++++ Extracted data ++++

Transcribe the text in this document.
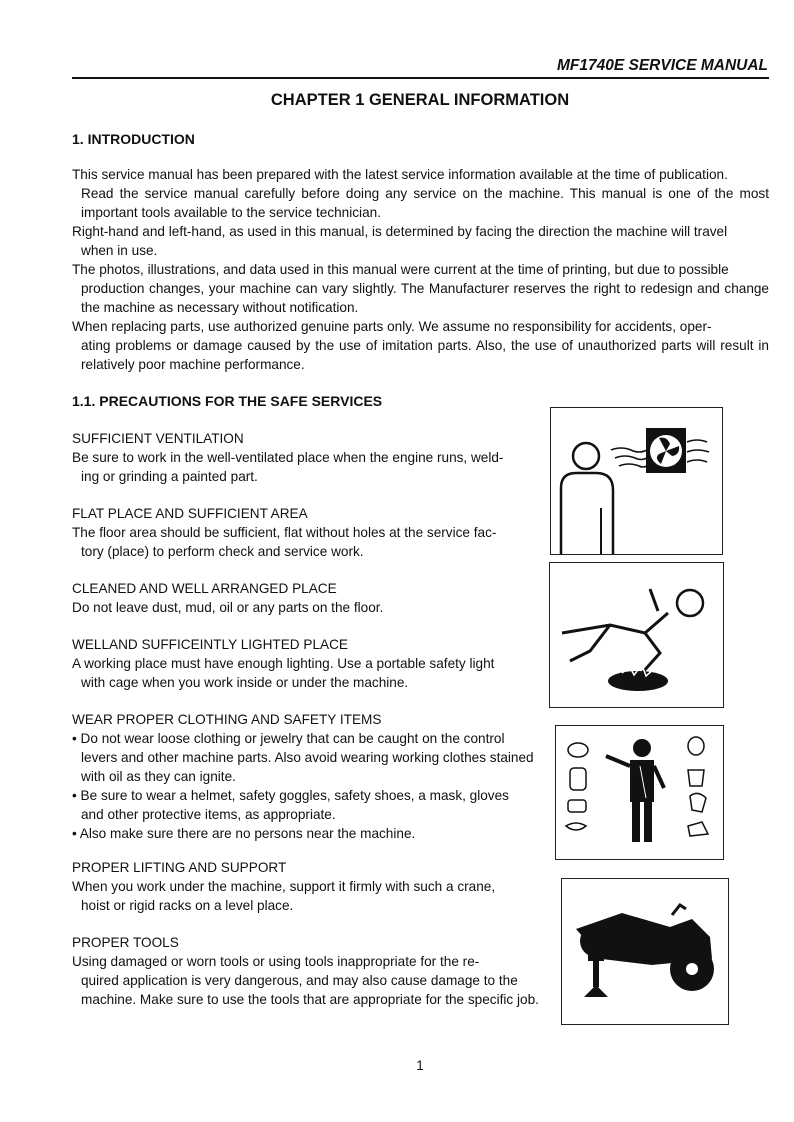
MF1740E SERVICE MANUAL
CHAPTER 1 GENERAL INFORMATION
1. INTRODUCTION

This service manual has been prepared with the latest service information available at the time of publication.
Read the service manual carefully before doing any service on the machine. This manual is one of the most important tools available to the service technician.

Right-hand and left-hand, as used in this manual, is determined by facing the direction the machine will travel
when in use.

The photos, illustrations, and data used in this manual were current at the time of printing, but due to possible
production changes, your machine can vary slightly. The Manufacturer reserves the right to redesign and change the machine as necessary without notification.

When replacing parts, use authorized genuine parts only. We assume no responsibility for accidents, oper-
ating problems or damage caused by the use of imitation parts. Also, the use of unauthorized parts will result in relatively poor machine performance.

1.1. PRECAUTIONS FOR THE SAFE SERVICES
SUFFICIENT VENTILATION
Be sure to work in the well-ventilated place when the engine runs, weld-
ing or grinding a painted part.
FLAT PLACE AND SUFFICIENT AREA
The floor area should be sufficient, flat without holes at the service fac-
tory (place) to perform check and service work.
CLEANED AND WELL ARRANGED PLACE
Do not leave dust, mud, oil or any parts on the floor.
WELLAND SUFFICEINTLY LIGHTED PLACE
A working place must have enough lighting. Use a portable safety light
with cage when you work inside or under the machine.
WEAR PROPER CLOTHING AND SAFETY ITEMS
• Do not wear loose clothing or jewelry that can be caught on the control
levers and other machine parts. Also avoid wearing working clothes stained with oil as they can ignite.
• Be sure to wear a helmet, safety goggles, safety shoes, a mask, gloves
and other protective items, as appropriate.
• Also make sure there are no persons near the machine.
PROPER LIFTING AND SUPPORT
When you work under the machine, support it firmly with such a crane,
hoist or rigid racks on a level place.
PROPER TOOLS
Using damaged or worn tools or using tools inappropriate for the re-
quired application is very dangerous, and may also cause damage to the machine. Make sure to use the tools that are appropriate for the specific job.
1
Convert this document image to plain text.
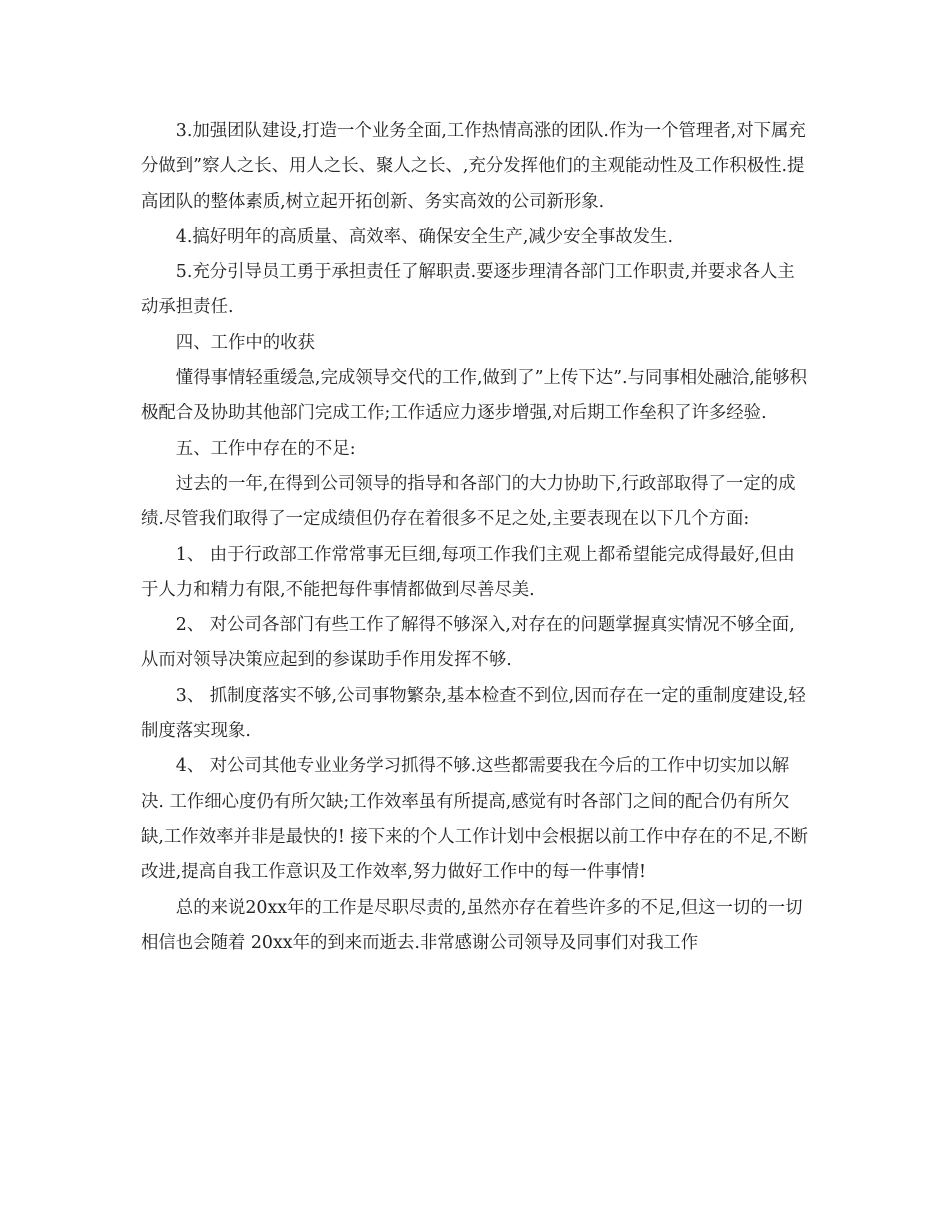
3.加强团队建设,打造一个业务全面,工作热情高涨的团队.作为一个管理者,对下属充分做到”察人之长、用人之长、聚人之长、,充分发挥他们的主观能动性及工作积极性.提高团队的整体素质,树立起开拓创新、务实高效的公司新形象.

4.搞好明年的高质量、高效率、确保安全生产,减少安全事故发生.

5.充分引导员工勇于承担责任了解职责.要逐步理清各部门工作职责,并要求各人主动承担责任.

四、工作中的收获

懂得事情轻重缓急,完成领导交代的工作,做到了”上传下达”.与同事相处融洽,能够积极配合及协助其他部门完成工作;工作适应力逐步增强,对后期工作垒积了许多经验.

五、工作中存在的不足:

过去的一年,在得到公司领导的指导和各部门的大力协助下,行政部取得了一定的成绩.尽管我们取得了一定成绩但仍存在着很多不足之处,主要表现在以下几个方面:

1、 由于行政部工作常常事无巨细,每项工作我们主观上都希望能完成得最好,但由于人力和精力有限,不能把每件事情都做到尽善尽美.

2、 对公司各部门有些工作了解得不够深入,对存在的问题掌握真实情况不够全面,从而对领导决策应起到的参谋助手作用发挥不够.

3、 抓制度落实不够,公司事物繁杂,基本检查不到位,因而存在一定的重制度建设,轻制度落实现象.

4、 对公司其他专业业务学习抓得不够.这些都需要我在今后的工作中切实加以解决. 工作细心度仍有所欠缺;工作效率虽有所提高,感觉有时各部门之间的配合仍有所欠缺,工作效率并非是最快的! 接下来的个人工作计划中会根据以前工作中存在的不足,不断改进,提高自我工作意识及工作效率,努力做好工作中的每一件事情!

总的来说20xx年的工作是尽职尽责的,虽然亦存在着些许多的不足,但这一切的一切相信也会随着 20xx年的到来而逝去.非常感谢公司领导及同事们对我工作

++++

• [Given task] List all lines where "available" occurs.

• [Answer to the exercise]
This service manual has been prepared with the latest service information available at the time of publication.
Read the service manual carefully before doing any service on the machine. This manual is one of the most important tools available to the service technician.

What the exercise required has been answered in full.